- 抜粋本文:
+ + + + +

81. 壬生義士伝
近年の時代劇の中でも珠玉の出来映え。中井貴一や佐藤浩市ら役者陣の魅力が十二分に発揮されている上に、迫力のある殺陣や回顧録という体をなしたわかりやすい展開は、まさにエンターテインメントと呼ぶに相応しい。後半の几帳な語りさえ無ければ満点だったのに惜しい。「おもさげなかんす」は名台詞だと思う。 [DVD(邦画)] 8点(2008-05-03 12:31:31) |
82. クローバーフィールド/HAKAISHA
《ネタバレ》 近年の作品の中でも珠玉の一本だ。ここまでの臨場感と驚きに満ちた映画があっただろうか。観客がまるでそこにいるかのような……なんて表現はこれまでで使い古された感があるが、いやいや、そういった表現は本作にこそ相応しい。一種のアトラクション要素を持っている作品で、誰もがフィクションであることをわかっているにも関わらず、ホントの恐怖を味わえる。怪獣映画に慣れ親しんできた日本人としては、海の向こうでこのような作品を作られたことが、何だかとても悔しい。また、全編に渡る怪獣映画へのオマージュには何だか涙が出た。冒頭のパラマウントマークをバックに響き渡る足音は、明らかに1作目の「ゴジラ」へのオマージュだしね。とにかく、映画館に行って見なければ絶対に損な作品!途中、若干グロに走ってしまったのが減点対象だが、そういった点さえ削ぎ落とせば、誉め言葉しか見つからない良作だろう。 [映画館(字幕)] 9点(2008-04-24 07:02:35)(良:1票) |
83. ナショナル・トレジャー
「インディ・ジョーンズ」とカブるのは承知の上で、最初から最後までハラハラドキドキ楽しめた。真新しいものは少ないけれど、「名探偵コナン」よろしく、ハイスピードに謎を解いていくニコラス・ケイジとわかりやすい物語運びはさすがハリウッド映画である。舞台は非常に狭い範囲だけれど、ロードムービーといった趣を醸し出して、スケール感を出しているのは実に上手い。「独立宣言書」という誰もが知っているアイテムを出してきたのも、観客には親切だと思う。続編にも期待。 [DVD(吹替)] 8点(2008-04-24 06:39:35)(良:1票) |
84. ライラの冒険/黄金の羅針盤
とにかく序盤から世界観や固有名詞を把握するのに苦労させられるので、気楽に見るのには不向き。っていうか、見てる人に不親切。おまけに展開が早いってのも困り者。でも、映像の迫力自体はさすがにウン百億賭けたからか満足出来る。ラストの戦いもそれなりに迫力を感じる出来映えだし、CGの使い方も結構きれい。なので、損した気分にはならないかも。 [映画館(吹替)] 6点(2008-04-16 03:32:06) |
85. サンダーバード(2004)

+ + + + +

- 演習用データ:
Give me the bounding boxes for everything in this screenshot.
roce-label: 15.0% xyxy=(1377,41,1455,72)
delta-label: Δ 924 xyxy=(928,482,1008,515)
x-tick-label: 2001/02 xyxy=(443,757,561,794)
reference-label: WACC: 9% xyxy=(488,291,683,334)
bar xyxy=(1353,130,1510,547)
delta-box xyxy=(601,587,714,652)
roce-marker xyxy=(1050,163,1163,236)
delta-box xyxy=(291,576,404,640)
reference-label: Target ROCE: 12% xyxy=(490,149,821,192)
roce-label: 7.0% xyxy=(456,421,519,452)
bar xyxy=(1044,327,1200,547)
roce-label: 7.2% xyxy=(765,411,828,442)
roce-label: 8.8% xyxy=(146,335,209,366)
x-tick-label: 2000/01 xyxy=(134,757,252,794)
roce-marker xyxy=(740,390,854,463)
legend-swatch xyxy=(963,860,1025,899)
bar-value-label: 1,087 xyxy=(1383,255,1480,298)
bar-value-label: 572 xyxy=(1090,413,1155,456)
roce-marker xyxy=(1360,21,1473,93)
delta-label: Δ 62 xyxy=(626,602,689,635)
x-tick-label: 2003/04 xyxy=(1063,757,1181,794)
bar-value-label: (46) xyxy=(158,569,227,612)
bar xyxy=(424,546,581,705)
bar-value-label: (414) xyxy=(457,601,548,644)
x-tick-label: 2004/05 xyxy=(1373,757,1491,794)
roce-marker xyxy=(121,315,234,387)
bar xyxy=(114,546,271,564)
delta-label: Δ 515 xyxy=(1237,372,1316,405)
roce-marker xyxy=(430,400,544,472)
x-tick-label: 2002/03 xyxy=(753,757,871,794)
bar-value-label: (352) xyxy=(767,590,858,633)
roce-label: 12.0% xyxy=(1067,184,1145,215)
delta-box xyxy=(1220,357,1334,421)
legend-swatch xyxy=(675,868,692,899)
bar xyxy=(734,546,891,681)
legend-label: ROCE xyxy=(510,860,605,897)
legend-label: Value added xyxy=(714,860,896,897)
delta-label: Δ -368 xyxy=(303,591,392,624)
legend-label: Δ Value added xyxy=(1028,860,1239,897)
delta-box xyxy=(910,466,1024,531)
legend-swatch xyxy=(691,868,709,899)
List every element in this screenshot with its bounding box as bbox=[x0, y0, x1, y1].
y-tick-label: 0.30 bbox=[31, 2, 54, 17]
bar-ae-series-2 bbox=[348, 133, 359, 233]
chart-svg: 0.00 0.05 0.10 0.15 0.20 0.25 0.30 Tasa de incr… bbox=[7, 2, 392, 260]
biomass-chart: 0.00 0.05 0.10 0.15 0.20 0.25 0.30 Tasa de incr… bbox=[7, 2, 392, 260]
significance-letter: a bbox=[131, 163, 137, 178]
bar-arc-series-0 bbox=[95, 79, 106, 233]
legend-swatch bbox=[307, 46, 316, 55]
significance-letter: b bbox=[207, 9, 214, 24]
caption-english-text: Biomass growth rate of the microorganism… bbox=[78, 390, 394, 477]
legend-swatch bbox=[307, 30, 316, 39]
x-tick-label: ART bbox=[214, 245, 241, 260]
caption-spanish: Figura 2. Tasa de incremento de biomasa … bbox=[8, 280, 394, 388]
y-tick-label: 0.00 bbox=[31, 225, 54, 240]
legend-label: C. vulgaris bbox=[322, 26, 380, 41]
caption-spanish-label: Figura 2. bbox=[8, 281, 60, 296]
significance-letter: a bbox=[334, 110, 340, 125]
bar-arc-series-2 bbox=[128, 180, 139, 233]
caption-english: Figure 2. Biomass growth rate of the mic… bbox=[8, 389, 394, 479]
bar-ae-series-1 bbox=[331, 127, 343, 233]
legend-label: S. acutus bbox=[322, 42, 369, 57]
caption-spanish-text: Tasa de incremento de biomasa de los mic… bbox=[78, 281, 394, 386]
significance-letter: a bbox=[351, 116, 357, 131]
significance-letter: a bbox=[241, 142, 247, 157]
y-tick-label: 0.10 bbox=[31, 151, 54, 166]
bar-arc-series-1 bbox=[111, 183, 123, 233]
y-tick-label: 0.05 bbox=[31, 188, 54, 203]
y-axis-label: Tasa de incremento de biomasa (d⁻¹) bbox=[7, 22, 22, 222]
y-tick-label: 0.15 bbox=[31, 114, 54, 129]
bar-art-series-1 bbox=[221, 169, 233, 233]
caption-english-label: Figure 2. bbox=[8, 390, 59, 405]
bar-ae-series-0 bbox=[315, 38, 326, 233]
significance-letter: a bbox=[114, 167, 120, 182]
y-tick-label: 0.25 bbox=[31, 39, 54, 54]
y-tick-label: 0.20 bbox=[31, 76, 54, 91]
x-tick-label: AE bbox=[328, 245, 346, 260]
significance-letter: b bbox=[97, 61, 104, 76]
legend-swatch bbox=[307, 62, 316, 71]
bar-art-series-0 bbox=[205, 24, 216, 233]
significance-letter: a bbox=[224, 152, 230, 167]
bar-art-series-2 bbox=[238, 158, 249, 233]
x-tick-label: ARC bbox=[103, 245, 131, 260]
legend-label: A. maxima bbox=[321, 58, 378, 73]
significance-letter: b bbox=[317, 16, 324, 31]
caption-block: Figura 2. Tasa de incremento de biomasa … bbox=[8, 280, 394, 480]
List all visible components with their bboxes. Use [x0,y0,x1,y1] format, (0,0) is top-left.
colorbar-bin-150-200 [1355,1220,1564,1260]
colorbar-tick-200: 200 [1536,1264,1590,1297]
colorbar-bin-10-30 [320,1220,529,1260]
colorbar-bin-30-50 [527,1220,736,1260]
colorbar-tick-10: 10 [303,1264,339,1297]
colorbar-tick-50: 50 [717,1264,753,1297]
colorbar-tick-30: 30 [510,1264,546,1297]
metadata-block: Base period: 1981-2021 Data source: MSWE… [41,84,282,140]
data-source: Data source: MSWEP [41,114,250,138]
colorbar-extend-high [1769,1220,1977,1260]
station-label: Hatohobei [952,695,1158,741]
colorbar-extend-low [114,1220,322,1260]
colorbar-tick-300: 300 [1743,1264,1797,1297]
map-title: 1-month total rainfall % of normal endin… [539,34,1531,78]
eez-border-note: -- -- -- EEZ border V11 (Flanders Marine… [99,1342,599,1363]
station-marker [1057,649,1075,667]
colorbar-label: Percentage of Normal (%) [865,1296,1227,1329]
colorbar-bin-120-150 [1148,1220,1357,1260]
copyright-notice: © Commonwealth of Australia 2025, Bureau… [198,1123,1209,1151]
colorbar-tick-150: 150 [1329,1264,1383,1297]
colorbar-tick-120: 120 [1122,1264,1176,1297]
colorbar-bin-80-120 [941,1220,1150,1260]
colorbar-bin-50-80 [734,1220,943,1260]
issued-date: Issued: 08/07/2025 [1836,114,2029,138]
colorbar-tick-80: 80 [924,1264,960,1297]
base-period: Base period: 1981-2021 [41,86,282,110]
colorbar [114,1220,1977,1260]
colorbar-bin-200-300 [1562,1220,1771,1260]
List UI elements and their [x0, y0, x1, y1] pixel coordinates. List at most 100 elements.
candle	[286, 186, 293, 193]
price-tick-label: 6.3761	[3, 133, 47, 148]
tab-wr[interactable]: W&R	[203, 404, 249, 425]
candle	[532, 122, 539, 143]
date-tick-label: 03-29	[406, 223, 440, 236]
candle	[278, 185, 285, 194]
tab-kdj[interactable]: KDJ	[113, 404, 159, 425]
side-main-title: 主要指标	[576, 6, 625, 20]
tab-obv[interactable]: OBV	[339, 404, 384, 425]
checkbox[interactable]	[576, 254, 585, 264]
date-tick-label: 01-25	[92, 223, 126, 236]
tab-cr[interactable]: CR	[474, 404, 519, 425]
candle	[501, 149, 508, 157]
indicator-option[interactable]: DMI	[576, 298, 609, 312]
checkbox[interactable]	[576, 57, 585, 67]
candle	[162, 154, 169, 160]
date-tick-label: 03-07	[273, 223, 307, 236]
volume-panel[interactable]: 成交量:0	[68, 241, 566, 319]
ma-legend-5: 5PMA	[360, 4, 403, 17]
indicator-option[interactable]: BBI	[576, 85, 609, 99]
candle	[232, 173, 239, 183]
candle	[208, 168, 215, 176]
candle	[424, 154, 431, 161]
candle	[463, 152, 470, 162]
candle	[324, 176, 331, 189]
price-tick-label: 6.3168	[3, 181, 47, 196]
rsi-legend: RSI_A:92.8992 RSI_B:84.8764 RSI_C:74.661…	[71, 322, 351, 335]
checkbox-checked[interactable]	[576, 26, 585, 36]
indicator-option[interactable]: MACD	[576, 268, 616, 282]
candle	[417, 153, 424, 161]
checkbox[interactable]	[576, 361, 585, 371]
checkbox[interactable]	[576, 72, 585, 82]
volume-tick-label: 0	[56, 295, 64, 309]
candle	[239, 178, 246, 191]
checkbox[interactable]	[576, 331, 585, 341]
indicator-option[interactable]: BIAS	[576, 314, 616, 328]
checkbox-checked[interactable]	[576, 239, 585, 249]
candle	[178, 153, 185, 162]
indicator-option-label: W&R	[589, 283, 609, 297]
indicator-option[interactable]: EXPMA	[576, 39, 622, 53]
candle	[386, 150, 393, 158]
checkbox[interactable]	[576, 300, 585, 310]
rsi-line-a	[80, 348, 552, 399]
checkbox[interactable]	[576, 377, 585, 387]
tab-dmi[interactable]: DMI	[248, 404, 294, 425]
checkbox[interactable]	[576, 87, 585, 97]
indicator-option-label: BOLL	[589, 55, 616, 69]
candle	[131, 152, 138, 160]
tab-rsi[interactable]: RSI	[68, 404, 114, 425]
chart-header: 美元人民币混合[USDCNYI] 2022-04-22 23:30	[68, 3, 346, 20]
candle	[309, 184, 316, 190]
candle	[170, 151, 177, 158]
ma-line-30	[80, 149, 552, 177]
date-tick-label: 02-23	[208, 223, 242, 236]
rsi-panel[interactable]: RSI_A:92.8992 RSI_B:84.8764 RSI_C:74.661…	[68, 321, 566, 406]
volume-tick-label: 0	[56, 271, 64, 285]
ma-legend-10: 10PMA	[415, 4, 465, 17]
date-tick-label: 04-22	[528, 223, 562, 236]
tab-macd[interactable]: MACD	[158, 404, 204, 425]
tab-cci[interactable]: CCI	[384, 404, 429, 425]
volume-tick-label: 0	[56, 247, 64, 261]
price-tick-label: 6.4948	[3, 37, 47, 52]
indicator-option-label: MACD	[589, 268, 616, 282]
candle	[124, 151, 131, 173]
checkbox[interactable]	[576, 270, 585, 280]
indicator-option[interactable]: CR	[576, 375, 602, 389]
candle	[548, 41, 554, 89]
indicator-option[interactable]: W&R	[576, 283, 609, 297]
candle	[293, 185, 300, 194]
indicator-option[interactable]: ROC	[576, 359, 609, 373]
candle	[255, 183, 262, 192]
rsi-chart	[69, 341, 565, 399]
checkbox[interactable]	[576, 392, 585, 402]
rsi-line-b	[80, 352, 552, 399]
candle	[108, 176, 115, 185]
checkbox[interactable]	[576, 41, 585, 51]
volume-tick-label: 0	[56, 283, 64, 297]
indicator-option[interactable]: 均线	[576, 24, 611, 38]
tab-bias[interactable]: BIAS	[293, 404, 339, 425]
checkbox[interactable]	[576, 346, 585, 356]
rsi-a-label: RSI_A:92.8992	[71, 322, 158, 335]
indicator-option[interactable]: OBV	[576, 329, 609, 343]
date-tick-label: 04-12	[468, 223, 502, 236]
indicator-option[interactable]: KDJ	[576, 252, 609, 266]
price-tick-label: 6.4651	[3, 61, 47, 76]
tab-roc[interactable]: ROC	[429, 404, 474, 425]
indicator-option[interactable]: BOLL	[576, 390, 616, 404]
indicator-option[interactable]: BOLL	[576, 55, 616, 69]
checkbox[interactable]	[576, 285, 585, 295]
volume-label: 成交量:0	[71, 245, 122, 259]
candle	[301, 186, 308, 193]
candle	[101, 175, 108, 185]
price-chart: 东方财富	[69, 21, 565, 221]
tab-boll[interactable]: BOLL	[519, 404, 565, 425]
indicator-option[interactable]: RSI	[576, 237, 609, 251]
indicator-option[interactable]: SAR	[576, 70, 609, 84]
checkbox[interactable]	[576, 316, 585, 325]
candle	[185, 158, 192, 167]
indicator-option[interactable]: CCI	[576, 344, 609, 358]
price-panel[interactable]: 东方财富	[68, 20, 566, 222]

+ + + + +

- 課題一覧:
• 1. 記録の冒頭の行から始め、「reference-label: Target ROCE: 12%」を含む行で終えて、その範囲をそのまま書き写せ。最初と最後の行も含めること。
• 2. 映画レビューを、最後に示された行の次から書き継げ。
映画レビューと記録は、それぞれ独立した資料である。

- 課題ごとの解答:
• 1.
Give me the bounding boxes for everything in this screenshot.
roce-label: 15.0% xyxy=(1377,41,1455,72)
delta-label: Δ 924 xyxy=(928,482,1008,515)
x-tick-label: 2001/02 xyxy=(443,757,561,794)
reference-label: WACC: 9% xyxy=(488,291,683,334)
bar xyxy=(1353,130,1510,547)
delta-box xyxy=(601,587,714,652)
roce-marker xyxy=(1050,163,1163,236)
delta-box xyxy=(291,576,404,640)
reference-label: Target ROCE: 12% xyxy=(490,149,821,192)

• 2.
これってやっぱりオリジナルを親しんだ人は怒るんだろうなぁ。CGを駆使したメカ描写はさすがに良いし、ちょこちょこ「おぉっ」と思うようなシーンもあるんだけど、全体的に何でああもダラダラしてしまうんだろうか。どうやらシリーズ化を目論んでいたらしく、序章のような位置付けの作品のようだが、シリーズの一作目を作ろうとしてるんだったら、もっともっと引き付けられるような展開にしなきゃダメ。唯一の出撃シーンが悪役による操縦なんて悲しすぎる。 [地上波(字幕)] 4点(2008-04-16 03:28:09) |
86. HERO(2007)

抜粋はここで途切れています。